Scan the records below. List lines holding "Rekordy".

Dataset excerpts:
☆ ☆ ☆ ☆ ☆ ☆ ☆

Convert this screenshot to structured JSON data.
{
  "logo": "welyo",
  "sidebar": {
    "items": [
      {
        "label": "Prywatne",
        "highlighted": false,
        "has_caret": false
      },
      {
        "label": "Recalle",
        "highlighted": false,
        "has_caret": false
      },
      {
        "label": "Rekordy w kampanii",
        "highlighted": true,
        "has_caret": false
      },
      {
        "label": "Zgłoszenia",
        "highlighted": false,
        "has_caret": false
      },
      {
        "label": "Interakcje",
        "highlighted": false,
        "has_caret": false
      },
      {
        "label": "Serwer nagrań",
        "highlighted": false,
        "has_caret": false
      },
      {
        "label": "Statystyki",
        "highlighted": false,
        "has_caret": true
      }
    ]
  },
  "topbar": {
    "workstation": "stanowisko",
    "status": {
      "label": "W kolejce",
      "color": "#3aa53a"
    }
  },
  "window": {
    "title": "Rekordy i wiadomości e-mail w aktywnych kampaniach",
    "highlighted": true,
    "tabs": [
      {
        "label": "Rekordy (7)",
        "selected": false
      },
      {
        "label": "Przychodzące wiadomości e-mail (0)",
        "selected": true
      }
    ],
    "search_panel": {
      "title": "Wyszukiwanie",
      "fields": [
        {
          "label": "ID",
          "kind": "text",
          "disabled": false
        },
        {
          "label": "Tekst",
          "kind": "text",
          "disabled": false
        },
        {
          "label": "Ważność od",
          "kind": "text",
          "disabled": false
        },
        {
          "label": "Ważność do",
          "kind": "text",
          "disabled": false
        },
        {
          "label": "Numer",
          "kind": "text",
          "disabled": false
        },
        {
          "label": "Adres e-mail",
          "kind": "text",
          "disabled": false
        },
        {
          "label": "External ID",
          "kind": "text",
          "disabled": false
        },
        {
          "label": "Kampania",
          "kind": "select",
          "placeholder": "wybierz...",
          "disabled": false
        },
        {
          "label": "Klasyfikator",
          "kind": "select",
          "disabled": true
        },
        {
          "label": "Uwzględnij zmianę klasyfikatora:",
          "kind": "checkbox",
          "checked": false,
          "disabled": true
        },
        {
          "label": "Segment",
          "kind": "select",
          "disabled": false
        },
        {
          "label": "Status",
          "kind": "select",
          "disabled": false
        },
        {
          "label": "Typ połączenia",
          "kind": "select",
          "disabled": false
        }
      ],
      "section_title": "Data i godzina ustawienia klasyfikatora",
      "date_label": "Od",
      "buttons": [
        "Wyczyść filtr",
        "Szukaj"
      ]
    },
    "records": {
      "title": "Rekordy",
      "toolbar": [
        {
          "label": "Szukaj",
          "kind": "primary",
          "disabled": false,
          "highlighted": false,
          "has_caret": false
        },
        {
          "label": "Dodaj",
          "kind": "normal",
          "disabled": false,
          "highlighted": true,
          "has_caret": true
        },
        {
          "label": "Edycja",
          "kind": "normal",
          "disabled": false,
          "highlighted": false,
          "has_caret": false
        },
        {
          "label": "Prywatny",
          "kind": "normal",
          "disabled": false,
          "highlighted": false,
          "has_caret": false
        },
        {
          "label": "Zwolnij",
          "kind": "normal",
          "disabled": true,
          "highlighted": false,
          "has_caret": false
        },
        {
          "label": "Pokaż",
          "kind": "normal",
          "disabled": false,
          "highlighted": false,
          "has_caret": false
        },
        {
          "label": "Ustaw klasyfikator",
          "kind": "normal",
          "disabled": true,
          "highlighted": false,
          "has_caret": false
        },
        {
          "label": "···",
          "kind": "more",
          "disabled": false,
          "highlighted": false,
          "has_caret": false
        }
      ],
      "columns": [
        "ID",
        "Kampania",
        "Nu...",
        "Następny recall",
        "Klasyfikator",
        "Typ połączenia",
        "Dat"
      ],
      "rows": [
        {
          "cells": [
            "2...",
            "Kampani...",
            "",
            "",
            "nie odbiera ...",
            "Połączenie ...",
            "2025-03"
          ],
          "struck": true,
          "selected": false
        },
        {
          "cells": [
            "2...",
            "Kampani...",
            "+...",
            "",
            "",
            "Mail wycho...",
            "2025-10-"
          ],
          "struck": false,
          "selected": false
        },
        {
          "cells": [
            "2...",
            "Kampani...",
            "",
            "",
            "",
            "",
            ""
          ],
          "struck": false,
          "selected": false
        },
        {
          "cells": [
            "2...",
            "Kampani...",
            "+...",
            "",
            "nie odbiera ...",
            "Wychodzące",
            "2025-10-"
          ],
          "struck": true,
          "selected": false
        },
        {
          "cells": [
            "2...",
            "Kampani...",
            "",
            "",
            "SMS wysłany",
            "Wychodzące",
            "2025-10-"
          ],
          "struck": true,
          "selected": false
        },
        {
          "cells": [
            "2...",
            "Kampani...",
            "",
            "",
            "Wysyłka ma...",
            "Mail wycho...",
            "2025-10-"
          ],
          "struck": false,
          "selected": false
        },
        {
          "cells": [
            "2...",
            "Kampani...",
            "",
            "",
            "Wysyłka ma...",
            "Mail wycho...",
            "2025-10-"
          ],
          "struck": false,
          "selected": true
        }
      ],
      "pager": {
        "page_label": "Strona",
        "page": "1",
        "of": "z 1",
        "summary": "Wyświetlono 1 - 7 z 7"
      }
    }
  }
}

☆ ☆ ☆ ☆ ☆ ☆ ☆

Response:
        "label": "Rekordy w kampanii",
    "title": "Rekordy i wiadomości e-mail w aktywnych kampaniach",
        "label": "Rekordy (7)",
      "title": "Rekordy",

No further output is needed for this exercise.